Search the records for the word "true" and report each line that has it.

▶ _Extracted entries_
····················

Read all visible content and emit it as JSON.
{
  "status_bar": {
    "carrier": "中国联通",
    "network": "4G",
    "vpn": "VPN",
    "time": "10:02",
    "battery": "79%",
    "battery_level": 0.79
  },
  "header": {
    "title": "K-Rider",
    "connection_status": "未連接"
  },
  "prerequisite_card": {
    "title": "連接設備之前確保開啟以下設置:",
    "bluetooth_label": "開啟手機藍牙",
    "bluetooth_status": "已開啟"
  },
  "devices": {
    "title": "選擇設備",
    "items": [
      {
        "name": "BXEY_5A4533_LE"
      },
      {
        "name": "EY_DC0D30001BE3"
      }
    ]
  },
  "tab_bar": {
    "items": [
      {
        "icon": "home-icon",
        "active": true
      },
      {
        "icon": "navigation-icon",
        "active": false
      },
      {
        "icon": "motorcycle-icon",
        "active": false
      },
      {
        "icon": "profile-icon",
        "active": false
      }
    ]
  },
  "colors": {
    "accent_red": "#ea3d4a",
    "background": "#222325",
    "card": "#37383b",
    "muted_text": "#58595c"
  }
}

····················

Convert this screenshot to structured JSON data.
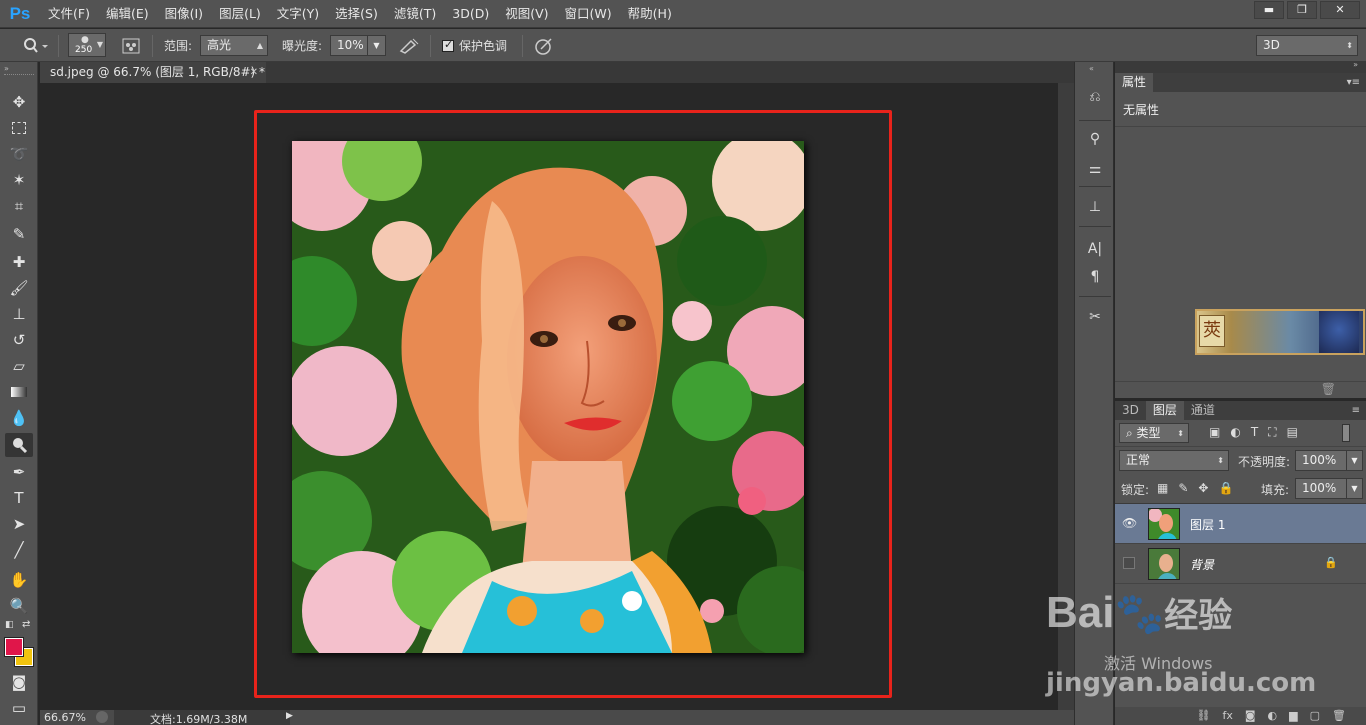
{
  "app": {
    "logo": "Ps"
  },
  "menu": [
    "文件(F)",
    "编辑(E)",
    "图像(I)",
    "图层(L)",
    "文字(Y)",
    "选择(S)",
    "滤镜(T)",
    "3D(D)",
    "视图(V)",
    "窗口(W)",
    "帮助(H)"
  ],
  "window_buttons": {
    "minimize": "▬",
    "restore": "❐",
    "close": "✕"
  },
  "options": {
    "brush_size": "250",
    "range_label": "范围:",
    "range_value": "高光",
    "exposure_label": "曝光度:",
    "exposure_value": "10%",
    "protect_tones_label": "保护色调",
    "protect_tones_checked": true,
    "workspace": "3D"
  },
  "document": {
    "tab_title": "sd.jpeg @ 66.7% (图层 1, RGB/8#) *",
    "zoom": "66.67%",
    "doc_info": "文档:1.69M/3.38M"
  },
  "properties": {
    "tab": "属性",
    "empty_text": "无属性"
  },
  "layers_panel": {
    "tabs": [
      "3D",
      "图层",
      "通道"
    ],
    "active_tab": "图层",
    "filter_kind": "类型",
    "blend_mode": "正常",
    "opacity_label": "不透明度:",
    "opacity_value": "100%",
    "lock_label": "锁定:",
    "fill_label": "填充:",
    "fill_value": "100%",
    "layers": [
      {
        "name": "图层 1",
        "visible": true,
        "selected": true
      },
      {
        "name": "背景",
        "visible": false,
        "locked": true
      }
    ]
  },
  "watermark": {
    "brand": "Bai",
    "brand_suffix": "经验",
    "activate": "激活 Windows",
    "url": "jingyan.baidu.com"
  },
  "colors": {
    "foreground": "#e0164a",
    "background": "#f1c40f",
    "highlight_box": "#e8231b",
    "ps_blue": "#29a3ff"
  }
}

····················

▶ _Output for this task_
        "active": true
    "protect_tones_checked": true,
        "visible": true,
        "selected": true
        "locked": true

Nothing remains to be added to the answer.